▶ _To do_: From the records below, pull each line that has "source".

▶ _Information supplied_:
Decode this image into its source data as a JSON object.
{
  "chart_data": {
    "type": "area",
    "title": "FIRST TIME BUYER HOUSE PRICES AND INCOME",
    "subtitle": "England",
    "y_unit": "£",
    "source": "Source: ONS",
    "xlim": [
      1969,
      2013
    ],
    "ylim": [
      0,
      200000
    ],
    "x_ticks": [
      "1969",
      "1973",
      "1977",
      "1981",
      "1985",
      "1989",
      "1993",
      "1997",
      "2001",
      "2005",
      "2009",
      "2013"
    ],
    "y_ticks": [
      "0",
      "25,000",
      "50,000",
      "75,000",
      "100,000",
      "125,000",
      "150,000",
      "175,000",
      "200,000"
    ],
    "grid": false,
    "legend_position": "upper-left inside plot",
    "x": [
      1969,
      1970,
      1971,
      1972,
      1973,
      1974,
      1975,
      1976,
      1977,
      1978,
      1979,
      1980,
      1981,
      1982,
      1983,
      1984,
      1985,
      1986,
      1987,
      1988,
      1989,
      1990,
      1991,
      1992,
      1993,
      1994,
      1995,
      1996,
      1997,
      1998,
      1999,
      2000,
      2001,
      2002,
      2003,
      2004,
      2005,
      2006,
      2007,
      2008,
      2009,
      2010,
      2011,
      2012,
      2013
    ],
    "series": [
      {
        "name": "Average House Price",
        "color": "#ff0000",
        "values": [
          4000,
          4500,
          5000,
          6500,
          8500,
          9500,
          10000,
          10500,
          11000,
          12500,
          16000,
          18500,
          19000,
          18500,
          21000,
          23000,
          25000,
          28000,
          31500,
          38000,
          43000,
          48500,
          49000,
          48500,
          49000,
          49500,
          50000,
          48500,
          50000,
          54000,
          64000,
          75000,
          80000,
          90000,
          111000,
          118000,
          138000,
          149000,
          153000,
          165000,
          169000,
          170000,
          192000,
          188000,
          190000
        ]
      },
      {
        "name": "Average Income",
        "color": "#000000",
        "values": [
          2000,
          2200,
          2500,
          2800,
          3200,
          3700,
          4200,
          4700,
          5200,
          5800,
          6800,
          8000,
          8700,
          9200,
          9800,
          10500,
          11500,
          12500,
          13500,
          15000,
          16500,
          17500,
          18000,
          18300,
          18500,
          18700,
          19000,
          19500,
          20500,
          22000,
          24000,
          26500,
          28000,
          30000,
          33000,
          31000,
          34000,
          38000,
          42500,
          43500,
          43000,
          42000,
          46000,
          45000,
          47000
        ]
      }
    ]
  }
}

▶ _Output for this exercise_:
Decode this image into its source data as a JSON object.
    "source": "Source: ONS",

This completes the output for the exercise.